--- Exercise materials ---
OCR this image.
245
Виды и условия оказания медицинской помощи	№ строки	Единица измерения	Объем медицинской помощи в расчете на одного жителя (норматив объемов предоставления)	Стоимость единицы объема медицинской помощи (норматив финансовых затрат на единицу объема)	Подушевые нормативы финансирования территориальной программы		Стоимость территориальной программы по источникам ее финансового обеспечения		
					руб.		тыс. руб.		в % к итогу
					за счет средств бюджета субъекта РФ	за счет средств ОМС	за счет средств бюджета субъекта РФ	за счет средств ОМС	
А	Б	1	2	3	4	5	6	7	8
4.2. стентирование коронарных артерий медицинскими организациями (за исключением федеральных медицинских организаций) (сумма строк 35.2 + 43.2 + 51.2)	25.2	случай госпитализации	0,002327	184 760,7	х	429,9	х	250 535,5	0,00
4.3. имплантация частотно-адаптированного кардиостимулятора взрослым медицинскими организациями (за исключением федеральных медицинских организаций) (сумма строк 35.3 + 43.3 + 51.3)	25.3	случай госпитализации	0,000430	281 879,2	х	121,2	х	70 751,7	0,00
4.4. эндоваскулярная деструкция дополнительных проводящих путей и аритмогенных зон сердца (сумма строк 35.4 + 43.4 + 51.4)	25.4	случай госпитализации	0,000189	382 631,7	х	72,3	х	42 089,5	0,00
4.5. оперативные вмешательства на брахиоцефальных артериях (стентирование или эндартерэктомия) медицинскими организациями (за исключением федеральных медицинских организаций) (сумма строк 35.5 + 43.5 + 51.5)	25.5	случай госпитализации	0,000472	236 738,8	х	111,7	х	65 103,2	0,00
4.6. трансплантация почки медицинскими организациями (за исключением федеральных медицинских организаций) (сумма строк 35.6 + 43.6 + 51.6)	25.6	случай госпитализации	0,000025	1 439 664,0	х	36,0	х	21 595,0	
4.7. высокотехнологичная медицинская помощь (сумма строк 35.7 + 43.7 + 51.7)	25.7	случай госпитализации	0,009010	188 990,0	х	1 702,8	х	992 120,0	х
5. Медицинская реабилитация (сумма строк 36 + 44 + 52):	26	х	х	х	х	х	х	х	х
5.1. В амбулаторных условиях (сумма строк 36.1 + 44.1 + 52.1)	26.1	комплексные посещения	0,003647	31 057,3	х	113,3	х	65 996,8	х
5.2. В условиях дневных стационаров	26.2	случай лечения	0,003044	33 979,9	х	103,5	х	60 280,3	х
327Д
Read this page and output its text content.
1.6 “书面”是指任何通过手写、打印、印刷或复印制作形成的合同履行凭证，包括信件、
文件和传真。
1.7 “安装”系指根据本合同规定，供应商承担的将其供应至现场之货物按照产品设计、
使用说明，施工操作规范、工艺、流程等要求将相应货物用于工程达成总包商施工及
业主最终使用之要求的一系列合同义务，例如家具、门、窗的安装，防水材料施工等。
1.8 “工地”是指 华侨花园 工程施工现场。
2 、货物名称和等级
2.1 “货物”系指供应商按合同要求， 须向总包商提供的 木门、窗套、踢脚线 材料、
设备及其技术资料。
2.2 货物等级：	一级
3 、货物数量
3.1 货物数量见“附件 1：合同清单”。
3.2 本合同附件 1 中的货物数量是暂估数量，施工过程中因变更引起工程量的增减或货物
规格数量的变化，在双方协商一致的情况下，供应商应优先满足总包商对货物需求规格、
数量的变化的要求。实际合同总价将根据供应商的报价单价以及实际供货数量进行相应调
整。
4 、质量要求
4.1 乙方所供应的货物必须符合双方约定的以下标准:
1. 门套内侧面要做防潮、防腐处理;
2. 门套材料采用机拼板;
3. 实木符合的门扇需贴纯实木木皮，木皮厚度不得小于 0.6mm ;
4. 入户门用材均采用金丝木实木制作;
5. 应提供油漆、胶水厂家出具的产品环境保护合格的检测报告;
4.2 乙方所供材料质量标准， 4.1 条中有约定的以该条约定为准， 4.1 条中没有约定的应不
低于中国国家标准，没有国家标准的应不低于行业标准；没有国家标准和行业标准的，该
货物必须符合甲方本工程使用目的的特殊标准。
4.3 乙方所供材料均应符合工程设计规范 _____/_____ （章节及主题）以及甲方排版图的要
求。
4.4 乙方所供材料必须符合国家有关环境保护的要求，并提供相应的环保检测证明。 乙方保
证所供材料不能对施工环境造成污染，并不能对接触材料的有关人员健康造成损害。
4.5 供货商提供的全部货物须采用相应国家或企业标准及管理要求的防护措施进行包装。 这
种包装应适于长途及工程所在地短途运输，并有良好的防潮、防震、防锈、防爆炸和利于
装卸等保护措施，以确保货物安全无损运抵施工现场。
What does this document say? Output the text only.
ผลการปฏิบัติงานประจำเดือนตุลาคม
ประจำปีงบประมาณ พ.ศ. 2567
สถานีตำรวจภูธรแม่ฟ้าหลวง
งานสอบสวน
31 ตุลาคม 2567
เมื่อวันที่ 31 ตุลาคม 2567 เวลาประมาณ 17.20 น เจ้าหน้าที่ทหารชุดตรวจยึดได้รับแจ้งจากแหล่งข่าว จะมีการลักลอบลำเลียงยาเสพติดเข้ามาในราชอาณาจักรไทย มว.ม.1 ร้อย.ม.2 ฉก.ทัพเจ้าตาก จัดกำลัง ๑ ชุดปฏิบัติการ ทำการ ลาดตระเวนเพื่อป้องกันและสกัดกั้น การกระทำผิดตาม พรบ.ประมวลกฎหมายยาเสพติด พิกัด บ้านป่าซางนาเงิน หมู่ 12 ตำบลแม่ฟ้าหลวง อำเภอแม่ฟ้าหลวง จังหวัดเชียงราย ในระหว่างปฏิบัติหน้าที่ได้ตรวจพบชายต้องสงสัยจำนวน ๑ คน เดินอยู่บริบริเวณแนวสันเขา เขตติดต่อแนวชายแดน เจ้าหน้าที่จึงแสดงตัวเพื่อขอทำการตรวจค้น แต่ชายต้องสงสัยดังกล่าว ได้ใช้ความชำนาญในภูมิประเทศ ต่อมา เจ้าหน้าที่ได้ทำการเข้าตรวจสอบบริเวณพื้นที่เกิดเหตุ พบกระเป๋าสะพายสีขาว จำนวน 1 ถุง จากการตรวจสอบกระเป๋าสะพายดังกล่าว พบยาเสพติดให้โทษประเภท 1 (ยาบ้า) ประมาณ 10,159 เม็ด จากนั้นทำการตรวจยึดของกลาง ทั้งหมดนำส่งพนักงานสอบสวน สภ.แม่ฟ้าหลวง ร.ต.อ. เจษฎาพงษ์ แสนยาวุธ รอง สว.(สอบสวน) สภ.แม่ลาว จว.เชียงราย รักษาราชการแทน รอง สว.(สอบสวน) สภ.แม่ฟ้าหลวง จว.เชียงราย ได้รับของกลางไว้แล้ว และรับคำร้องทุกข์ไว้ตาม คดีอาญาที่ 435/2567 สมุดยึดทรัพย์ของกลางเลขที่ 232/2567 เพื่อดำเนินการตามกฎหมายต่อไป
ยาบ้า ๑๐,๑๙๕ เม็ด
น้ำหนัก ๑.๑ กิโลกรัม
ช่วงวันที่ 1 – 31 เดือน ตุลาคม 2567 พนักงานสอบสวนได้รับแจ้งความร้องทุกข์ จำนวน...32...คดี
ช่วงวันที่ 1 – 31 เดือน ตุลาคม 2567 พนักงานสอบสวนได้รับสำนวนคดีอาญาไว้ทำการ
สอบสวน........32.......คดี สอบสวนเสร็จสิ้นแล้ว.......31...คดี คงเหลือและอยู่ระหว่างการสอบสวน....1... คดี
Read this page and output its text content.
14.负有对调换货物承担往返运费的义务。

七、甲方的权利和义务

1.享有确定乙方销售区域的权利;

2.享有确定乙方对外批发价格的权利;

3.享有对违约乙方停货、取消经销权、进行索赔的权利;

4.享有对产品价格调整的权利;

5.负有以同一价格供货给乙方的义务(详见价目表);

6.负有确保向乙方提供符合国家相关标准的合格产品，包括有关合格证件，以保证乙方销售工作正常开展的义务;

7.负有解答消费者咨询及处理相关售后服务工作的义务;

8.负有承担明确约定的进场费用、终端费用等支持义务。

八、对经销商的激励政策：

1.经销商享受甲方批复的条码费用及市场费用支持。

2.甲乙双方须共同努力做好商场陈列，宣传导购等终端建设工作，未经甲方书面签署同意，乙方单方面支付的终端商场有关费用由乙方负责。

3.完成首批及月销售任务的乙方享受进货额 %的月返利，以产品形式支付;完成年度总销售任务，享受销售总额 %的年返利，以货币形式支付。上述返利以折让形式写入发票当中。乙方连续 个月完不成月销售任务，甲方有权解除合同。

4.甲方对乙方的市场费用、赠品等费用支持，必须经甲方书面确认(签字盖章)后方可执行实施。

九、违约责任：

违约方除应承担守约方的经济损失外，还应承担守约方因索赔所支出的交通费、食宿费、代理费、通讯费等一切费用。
---
Pick out every line above that holds the word "this" and copy it.

OCR this image.
Read this page and output its text content.
What does this document say? Output the text only.
Read this page and output its text content.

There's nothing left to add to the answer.